-- start of PROVIDED DATA --
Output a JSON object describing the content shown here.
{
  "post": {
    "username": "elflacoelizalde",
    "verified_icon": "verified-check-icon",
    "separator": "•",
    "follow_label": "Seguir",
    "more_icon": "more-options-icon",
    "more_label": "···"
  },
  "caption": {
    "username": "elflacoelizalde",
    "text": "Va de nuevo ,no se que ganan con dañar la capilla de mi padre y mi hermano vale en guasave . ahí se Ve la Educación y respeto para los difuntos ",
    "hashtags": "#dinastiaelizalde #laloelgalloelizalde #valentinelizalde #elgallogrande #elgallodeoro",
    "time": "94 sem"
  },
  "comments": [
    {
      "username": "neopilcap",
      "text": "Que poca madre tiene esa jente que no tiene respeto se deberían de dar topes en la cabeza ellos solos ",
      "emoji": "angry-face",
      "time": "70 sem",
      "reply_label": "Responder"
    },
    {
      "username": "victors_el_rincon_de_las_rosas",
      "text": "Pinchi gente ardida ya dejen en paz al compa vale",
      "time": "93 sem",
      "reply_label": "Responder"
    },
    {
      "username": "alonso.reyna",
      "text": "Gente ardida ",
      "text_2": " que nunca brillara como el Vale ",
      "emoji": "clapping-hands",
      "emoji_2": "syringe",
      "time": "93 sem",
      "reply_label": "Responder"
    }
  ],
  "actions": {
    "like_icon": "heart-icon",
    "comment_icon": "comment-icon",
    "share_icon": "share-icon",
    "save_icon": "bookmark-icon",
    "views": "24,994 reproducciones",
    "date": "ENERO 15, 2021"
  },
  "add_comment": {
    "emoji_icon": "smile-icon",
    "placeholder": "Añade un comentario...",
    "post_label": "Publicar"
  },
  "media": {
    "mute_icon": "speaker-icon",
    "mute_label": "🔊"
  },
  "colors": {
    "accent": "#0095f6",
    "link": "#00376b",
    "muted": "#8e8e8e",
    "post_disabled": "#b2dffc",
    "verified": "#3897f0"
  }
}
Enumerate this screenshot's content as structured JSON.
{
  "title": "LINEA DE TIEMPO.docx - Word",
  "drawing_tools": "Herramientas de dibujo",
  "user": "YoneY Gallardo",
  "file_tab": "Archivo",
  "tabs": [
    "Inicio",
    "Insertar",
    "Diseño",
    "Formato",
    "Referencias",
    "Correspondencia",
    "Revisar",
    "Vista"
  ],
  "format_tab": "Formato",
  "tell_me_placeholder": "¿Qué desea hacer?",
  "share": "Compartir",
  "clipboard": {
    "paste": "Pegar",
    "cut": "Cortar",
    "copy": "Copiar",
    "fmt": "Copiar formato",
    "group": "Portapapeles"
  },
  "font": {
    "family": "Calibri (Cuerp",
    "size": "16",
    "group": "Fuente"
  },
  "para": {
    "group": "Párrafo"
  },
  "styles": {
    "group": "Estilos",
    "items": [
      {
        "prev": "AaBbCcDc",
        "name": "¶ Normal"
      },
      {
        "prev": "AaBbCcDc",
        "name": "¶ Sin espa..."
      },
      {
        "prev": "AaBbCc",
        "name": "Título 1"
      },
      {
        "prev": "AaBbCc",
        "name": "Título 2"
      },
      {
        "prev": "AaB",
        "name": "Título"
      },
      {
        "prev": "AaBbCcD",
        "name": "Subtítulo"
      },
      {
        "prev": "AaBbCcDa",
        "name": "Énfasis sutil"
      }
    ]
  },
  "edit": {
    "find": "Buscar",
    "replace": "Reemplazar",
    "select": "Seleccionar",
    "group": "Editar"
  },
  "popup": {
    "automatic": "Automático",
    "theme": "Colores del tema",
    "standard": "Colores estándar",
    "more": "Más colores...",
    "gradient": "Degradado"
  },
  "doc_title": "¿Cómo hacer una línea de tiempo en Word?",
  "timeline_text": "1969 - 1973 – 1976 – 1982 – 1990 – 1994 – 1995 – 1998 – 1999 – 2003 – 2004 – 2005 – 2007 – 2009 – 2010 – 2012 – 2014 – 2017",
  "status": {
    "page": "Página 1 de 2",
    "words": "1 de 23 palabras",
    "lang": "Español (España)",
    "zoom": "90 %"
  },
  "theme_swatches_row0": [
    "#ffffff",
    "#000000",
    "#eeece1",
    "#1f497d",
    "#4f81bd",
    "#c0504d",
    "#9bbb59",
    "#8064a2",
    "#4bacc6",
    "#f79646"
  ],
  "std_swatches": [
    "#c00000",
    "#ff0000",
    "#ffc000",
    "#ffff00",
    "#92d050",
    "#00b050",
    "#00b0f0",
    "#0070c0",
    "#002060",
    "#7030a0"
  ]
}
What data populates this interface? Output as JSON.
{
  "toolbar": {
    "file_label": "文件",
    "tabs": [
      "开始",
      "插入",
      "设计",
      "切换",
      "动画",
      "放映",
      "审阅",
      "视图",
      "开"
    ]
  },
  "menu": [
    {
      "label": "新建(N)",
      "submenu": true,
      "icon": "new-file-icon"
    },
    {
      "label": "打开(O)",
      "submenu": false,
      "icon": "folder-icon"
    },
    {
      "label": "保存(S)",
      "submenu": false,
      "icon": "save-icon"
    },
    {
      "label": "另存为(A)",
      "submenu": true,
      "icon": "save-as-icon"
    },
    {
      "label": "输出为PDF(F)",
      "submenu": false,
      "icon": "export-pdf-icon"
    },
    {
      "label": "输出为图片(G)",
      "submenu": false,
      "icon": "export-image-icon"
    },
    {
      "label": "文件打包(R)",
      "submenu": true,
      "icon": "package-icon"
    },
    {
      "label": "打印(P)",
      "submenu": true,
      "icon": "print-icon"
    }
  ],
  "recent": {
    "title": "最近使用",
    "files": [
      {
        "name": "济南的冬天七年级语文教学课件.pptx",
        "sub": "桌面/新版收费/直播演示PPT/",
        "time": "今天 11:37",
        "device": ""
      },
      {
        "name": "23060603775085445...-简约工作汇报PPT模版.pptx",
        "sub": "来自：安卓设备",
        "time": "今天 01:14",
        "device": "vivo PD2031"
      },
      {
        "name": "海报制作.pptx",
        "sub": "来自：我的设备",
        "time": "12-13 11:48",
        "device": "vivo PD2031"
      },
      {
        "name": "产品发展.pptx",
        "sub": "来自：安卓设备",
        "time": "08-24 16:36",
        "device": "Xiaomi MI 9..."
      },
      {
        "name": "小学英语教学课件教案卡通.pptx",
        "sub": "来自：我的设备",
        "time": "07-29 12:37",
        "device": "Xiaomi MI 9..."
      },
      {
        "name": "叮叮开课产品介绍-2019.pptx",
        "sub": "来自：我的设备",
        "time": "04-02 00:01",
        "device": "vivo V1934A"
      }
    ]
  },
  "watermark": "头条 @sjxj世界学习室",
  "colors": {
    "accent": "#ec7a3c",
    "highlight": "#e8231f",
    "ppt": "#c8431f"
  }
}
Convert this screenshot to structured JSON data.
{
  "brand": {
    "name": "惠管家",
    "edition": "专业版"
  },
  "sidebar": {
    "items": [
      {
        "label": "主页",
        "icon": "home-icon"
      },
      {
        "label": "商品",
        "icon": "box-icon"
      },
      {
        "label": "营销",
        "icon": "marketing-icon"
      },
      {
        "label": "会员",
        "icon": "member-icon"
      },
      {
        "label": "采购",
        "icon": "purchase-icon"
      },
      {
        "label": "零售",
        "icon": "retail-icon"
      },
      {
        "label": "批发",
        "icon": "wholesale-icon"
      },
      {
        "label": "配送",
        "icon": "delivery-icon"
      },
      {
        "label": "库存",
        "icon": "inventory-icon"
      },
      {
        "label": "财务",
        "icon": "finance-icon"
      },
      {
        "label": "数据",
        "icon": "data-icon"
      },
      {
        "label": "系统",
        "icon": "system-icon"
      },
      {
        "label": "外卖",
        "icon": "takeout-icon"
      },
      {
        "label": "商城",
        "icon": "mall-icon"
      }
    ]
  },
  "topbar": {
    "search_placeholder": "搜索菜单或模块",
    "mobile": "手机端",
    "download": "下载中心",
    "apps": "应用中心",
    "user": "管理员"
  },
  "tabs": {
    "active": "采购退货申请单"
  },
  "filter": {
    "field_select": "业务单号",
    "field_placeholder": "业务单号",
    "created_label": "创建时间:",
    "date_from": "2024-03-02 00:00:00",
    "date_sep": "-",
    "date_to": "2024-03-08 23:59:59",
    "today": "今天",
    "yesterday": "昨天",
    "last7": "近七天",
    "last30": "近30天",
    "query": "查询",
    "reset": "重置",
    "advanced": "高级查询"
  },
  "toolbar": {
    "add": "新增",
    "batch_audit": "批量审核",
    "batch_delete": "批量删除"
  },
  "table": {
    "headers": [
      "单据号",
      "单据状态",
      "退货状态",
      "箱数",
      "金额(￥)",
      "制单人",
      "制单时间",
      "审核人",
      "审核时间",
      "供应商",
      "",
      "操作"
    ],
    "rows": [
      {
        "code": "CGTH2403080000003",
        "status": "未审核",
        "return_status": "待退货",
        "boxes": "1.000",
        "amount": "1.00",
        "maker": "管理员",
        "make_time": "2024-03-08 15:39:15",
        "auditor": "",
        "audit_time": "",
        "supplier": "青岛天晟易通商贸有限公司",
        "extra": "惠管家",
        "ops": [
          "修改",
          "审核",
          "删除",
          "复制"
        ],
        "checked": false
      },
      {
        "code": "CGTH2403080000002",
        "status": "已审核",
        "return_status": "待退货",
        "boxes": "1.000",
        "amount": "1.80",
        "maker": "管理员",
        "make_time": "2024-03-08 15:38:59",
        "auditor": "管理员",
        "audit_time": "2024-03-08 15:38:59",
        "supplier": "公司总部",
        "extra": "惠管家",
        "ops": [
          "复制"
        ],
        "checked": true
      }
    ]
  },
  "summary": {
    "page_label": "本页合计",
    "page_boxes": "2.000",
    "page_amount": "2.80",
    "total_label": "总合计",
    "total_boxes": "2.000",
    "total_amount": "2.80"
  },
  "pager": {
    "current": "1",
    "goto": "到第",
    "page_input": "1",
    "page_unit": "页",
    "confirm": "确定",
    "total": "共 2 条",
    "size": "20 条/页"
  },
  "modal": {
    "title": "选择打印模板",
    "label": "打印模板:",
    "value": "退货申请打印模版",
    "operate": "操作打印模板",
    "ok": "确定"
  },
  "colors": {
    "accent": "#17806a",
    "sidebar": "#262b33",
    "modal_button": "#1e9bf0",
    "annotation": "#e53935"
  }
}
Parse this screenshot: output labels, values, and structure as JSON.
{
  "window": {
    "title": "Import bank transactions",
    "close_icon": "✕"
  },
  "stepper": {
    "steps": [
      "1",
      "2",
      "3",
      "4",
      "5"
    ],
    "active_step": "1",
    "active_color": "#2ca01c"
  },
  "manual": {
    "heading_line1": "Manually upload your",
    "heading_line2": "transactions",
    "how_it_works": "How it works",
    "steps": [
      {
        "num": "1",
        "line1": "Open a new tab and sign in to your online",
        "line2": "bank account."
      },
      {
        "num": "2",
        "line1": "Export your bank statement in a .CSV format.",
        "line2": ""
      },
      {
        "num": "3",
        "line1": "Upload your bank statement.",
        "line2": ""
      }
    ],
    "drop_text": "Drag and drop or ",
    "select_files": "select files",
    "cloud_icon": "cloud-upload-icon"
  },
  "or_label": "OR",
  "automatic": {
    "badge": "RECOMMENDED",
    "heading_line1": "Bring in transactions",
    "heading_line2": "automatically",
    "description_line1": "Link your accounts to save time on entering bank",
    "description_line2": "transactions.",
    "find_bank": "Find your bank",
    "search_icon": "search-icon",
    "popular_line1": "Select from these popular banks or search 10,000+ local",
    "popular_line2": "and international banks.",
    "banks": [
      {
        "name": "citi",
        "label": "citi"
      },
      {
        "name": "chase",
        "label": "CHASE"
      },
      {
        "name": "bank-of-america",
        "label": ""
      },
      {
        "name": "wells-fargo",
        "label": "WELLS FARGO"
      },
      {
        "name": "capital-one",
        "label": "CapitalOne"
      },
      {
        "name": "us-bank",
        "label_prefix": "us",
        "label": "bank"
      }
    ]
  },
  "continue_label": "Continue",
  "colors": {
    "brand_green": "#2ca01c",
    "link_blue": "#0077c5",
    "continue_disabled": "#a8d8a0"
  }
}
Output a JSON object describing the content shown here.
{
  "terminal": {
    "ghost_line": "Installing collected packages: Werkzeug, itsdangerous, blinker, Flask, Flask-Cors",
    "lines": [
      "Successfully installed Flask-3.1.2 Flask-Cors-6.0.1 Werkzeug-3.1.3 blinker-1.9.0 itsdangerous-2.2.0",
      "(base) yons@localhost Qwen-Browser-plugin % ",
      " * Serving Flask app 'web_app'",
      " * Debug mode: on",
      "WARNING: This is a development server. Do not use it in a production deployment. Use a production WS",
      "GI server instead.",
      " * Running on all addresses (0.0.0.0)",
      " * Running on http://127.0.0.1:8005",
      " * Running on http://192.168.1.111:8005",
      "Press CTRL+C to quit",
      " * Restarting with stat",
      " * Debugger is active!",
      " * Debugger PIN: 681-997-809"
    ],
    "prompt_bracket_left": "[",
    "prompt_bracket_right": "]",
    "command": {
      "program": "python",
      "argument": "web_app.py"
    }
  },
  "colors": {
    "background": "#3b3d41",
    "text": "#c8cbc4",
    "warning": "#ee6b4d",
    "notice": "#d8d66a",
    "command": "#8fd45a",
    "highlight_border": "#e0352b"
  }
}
-- end of PROVIDED DATA --
Looking at the records above, work out how many lines include the string "statement". Give the number and nothing else.

- **REPLY**: 2